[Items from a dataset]
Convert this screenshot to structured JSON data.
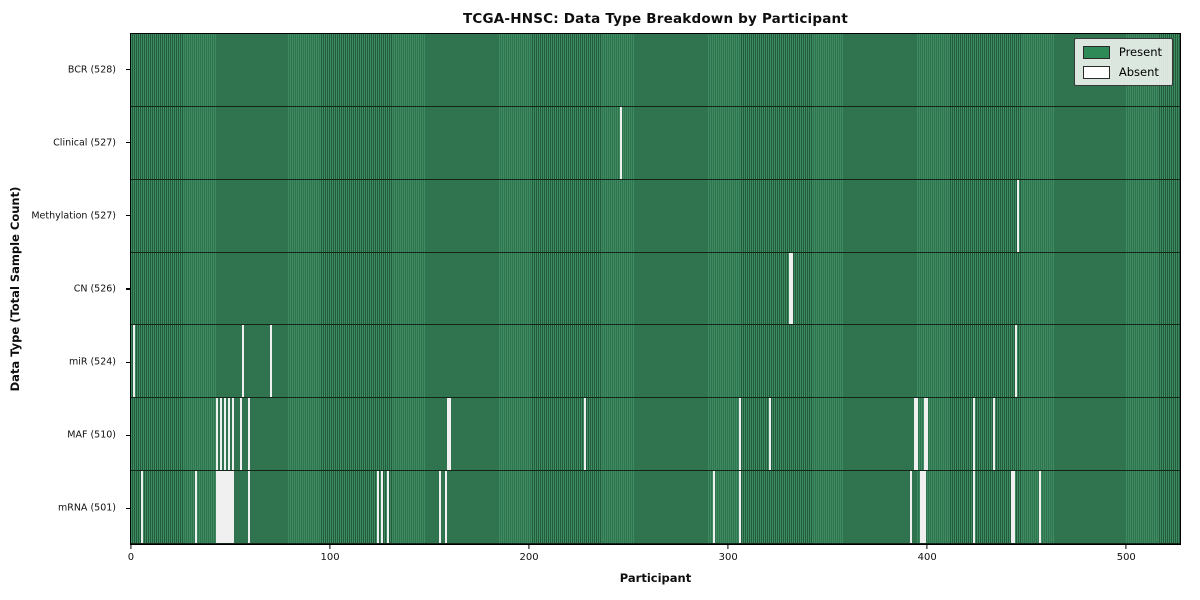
{
  "chart_data": {
    "type": "heatmap",
    "title": "TCGA-HNSC: Data Type Breakdown by Participant",
    "xlabel": "Participant",
    "ylabel": "Data Type (Total Sample Count)",
    "x_ticks": [
      0,
      100,
      200,
      300,
      400,
      500
    ],
    "xlim": [
      0,
      528
    ],
    "n_participants": 528,
    "grid": false,
    "legend_position": "upper right",
    "legend": [
      {
        "label": "Present",
        "color": "#2e8b57"
      },
      {
        "label": "Absent",
        "color": "#ffffff"
      }
    ],
    "rows": [
      {
        "label": "BCR (528)",
        "name": "bcr",
        "total": 528,
        "absent": []
      },
      {
        "label": "Clinical (527)",
        "name": "clinical",
        "total": 527,
        "absent": [
          246
        ]
      },
      {
        "label": "Methylation (527)",
        "name": "methylation",
        "total": 527,
        "absent": [
          446
        ]
      },
      {
        "label": "CN (526)",
        "name": "cn",
        "total": 526,
        "absent": [
          331,
          332
        ]
      },
      {
        "label": "miR (524)",
        "name": "mir",
        "total": 524,
        "absent": [
          1,
          56,
          70,
          445
        ]
      },
      {
        "label": "MAF (510)",
        "name": "maf",
        "total": 510,
        "absent": [
          43,
          45,
          47,
          49,
          51,
          55,
          59,
          159,
          160,
          228,
          306,
          321,
          394,
          395,
          399,
          400,
          424,
          434
        ]
      },
      {
        "label": "mRNA (501)",
        "name": "mrna",
        "total": 501,
        "absent": [
          5,
          32,
          43,
          44,
          45,
          46,
          47,
          48,
          49,
          50,
          51,
          59,
          124,
          126,
          129,
          155,
          158,
          293,
          306,
          392,
          397,
          398,
          399,
          424,
          443,
          444,
          457
        ]
      }
    ],
    "colors": {
      "present": "#2e8b57",
      "present_light": "#3e8b61",
      "present_dark": "#235c3d",
      "absent": "#f0f0f0",
      "divider": "#14251a"
    }
  }
}
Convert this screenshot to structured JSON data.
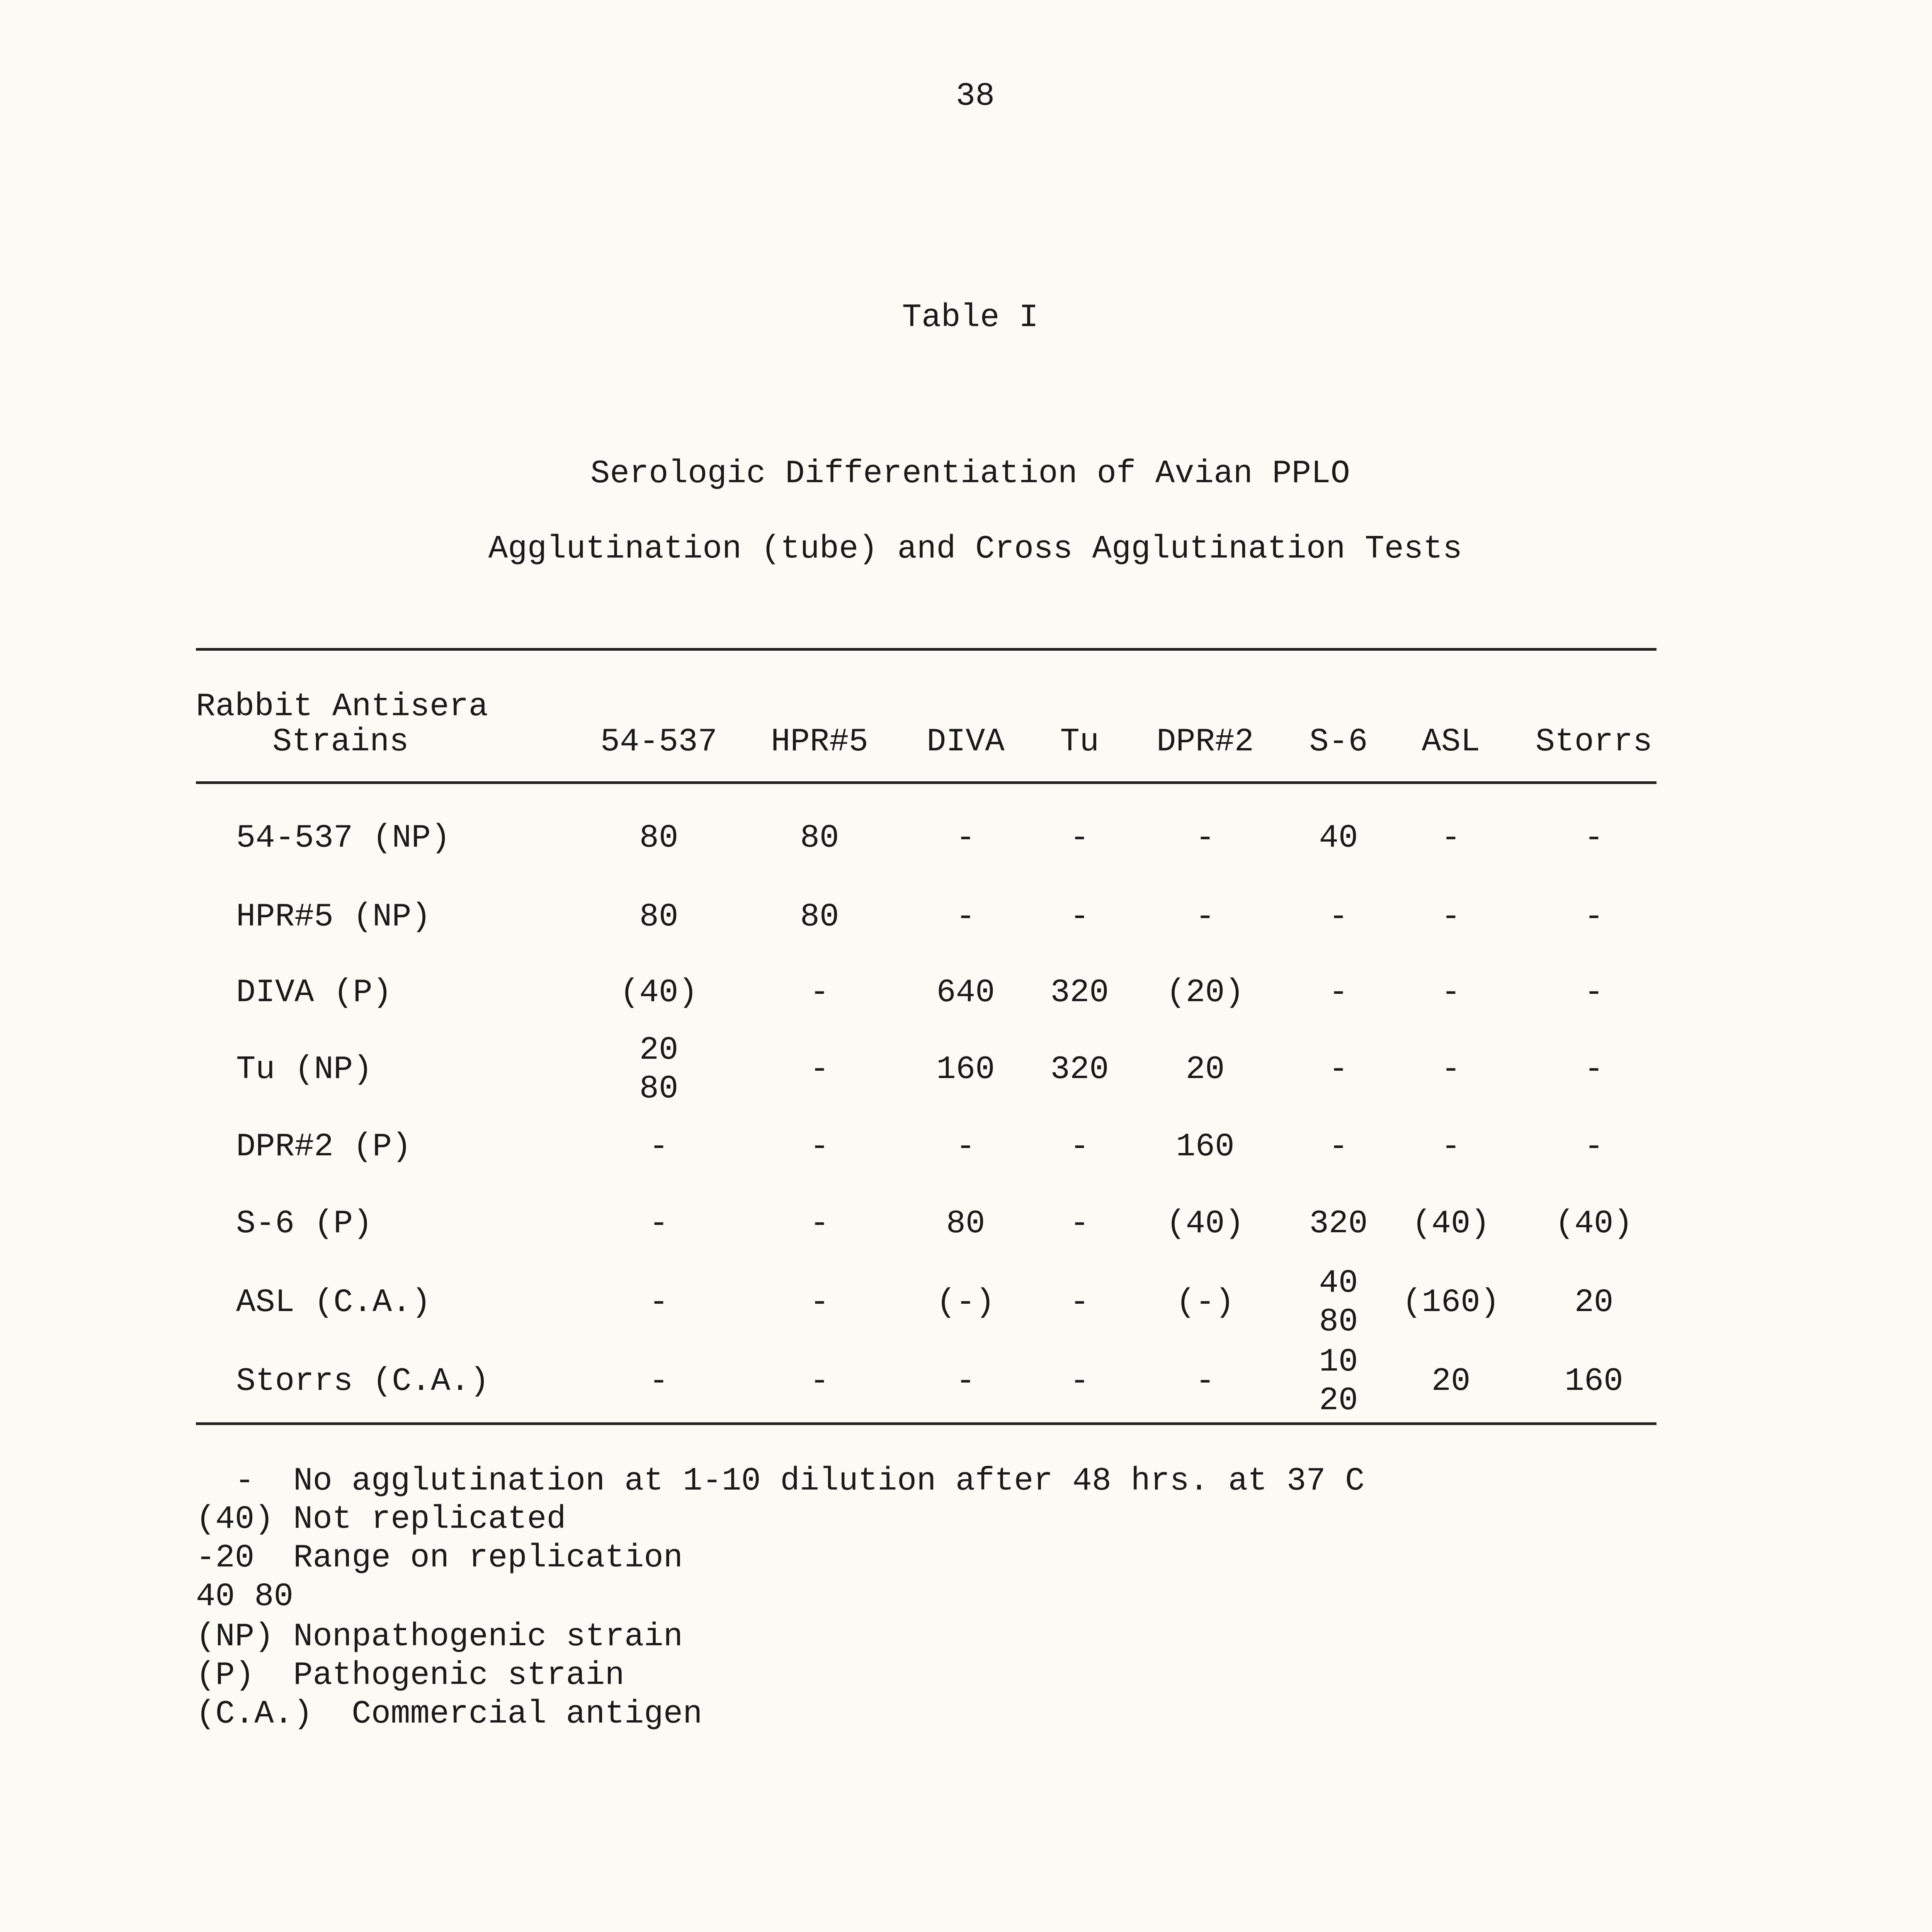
{
  "page_number": "38",
  "table_label": "Table I",
  "title_line1": "Serologic Differentiation of Avian PPLO",
  "title_line2": "Agglutination (tube) and Cross Agglutination Tests",
  "header": {
    "row_header_line1": "Rabbit Antisera",
    "row_header_line2": "Strains",
    "columns": [
      "54-537",
      "HPR#5",
      "DIVA",
      "Tu",
      "DPR#2",
      "S-6",
      "ASL",
      "Storrs"
    ]
  },
  "rows": [
    {
      "label": "54-537 (NP)",
      "cells": [
        "80",
        "80",
        "-",
        "-",
        "-",
        "40",
        "-",
        "-"
      ]
    },
    {
      "label": "HPR#5 (NP)",
      "cells": [
        "80",
        "80",
        "-",
        "-",
        "-",
        "-",
        "-",
        "-"
      ]
    },
    {
      "label": "DIVA (P)",
      "cells": [
        "(40)",
        "-",
        "640",
        "320",
        "(20)",
        "-",
        "-",
        "-"
      ]
    },
    {
      "label": "Tu (NP)",
      "cells": [
        "20\n80",
        "-",
        "160",
        "320",
        "20",
        "-",
        "-",
        "-"
      ]
    },
    {
      "label": "DPR#2 (P)",
      "cells": [
        "-",
        "-",
        "-",
        "-",
        "160",
        "-",
        "-",
        "-"
      ]
    },
    {
      "label": "S-6 (P)",
      "cells": [
        "-",
        "-",
        "80",
        "-",
        "(40)",
        "320",
        "(40)",
        "(40)"
      ]
    },
    {
      "label": "ASL (C.A.)",
      "cells": [
        "-",
        "-",
        "(-)",
        "-",
        "(-)",
        "40\n80",
        "(160)",
        "20"
      ]
    },
    {
      "label": "Storrs (C.A.)",
      "cells": [
        "-",
        "-",
        "-",
        "-",
        "-",
        "10\n20",
        "20",
        "160"
      ]
    }
  ],
  "legend": [
    "  -  No agglutination at 1-10 dilution after 48 hrs. at 37 C",
    "(40) Not replicated",
    "-20  Range on replication",
    "40 80",
    "(NP) Nonpathogenic strain",
    "(P)  Pathogenic strain",
    "(C.A.)  Commercial antigen"
  ]
}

# [Task objective]
Return the entries unchanged, save for the pictures, which do not belong in the copy.

# [Output below]
Convert this screenshot to structured JSON data.
{
  "chart_data": {
    "type": "heatmap",
    "title": "TCGA-HNSC: Data Type Breakdown by Participant",
    "xlabel": "Participant",
    "ylabel": "Data Type (Total Sample Count)",
    "x_ticks": [
      0,
      100,
      200,
      300,
      400,
      500
    ],
    "xlim": [
      0,
      528
    ],
    "n_participants": 528,
    "grid": false,
    "legend_position": "upper right",
    "legend": [
      {
        "label": "Present",
        "color": "#2e8b57"
      },
      {
        "label": "Absent",
        "color": "#ffffff"
      }
    ],
    "rows": [
      {
        "label": "BCR (528)",
        "name": "bcr",
        "total": 528,
        "absent": []
      },
      {
        "label": "Clinical (527)",
        "name": "clinical",
        "total": 527,
        "absent": [
          246
        ]
      },
      {
        "label": "Methylation (527)",
        "name": "methylation",
        "total": 527,
        "absent": [
          446
        ]
      },
      {
        "label": "CN (526)",
        "name": "cn",
        "total": 526,
        "absent": [
          331,
          332
        ]
      },
      {
        "label": "miR (524)",
        "name": "mir",
        "total": 524,
        "absent": [
          1,
          56,
          70,
          445
        ]
      },
      {
        "label": "MAF (510)",
        "name": "maf",
        "total": 510,
        "absent": [
          43,
          45,
          47,
          49,
          51,
          55,
          59,
          159,
          160,
          228,
          306,
          321,
          394,
          395,
          399,
          400,
          424,
          434
        ]
      },
      {
        "label": "mRNA (501)",
        "name": "mrna",
        "total": 501,
        "absent": [
          5,
          32,
          43,
          44,
          45,
          46,
          47,
          48,
          49,
          50,
          51,
          59,
          124,
          126,
          129,
          155,
          158,
          293,
          306,
          392,
          397,
          398,
          399,
          424,
          443,
          444,
          457
        ]
      }
    ],
    "colors": {
      "present": "#2e8b57",
      "present_light": "#3e8b61",
      "present_dark": "#235c3d",
      "absent": "#f0f0f0",
      "divider": "#14251a"
    }
  }
}
Convert this screenshot to structured JSON data.
{
  "page_number": "38",
  "table_label": "Table I",
  "title_line1": "Serologic Differentiation of Avian PPLO",
  "title_line2": "Agglutination (tube) and Cross Agglutination Tests",
  "header": {
    "row_header_line1": "Rabbit Antisera",
    "row_header_line2": "Strains",
    "columns": [
      "54-537",
      "HPR#5",
      "DIVA",
      "Tu",
      "DPR#2",
      "S-6",
      "ASL",
      "Storrs"
    ]
  },
  "rows": [
    {
      "label": "54-537 (NP)",
      "cells": [
        "80",
        "80",
        "-",
        "-",
        "-",
        "40",
        "-",
        "-"
      ]
    },
    {
      "label": "HPR#5 (NP)",
      "cells": [
        "80",
        "80",
        "-",
        "-",
        "-",
        "-",
        "-",
        "-"
      ]
    },
    {
      "label": "DIVA (P)",
      "cells": [
        "(40)",
        "-",
        "640",
        "320",
        "(20)",
        "-",
        "-",
        "-"
      ]
    },
    {
      "label": "Tu (NP)",
      "cells": [
        "20\n80",
        "-",
        "160",
        "320",
        "20",
        "-",
        "-",
        "-"
      ]
    },
    {
      "label": "DPR#2 (P)",
      "cells": [
        "-",
        "-",
        "-",
        "-",
        "160",
        "-",
        "-",
        "-"
      ]
    },
    {
      "label": "S-6 (P)",
      "cells": [
        "-",
        "-",
        "80",
        "-",
        "(40)",
        "320",
        "(40)",
        "(40)"
      ]
    },
    {
      "label": "ASL (C.A.)",
      "cells": [
        "-",
        "-",
        "(-)",
        "-",
        "(-)",
        "40\n80",
        "(160)",
        "20"
      ]
    },
    {
      "label": "Storrs (C.A.)",
      "cells": [
        "-",
        "-",
        "-",
        "-",
        "-",
        "10\n20",
        "20",
        "160"
      ]
    }
  ],
  "legend": [
    "  -  No agglutination at 1-10 dilution after 48 hrs. at 37 C",
    "(40) Not replicated",
    "-20  Range on replication",
    "40 80",
    "(NP) Nonpathogenic strain",
    "(P)  Pathogenic strain",
    "(C.A.)  Commercial antigen"
  ]
}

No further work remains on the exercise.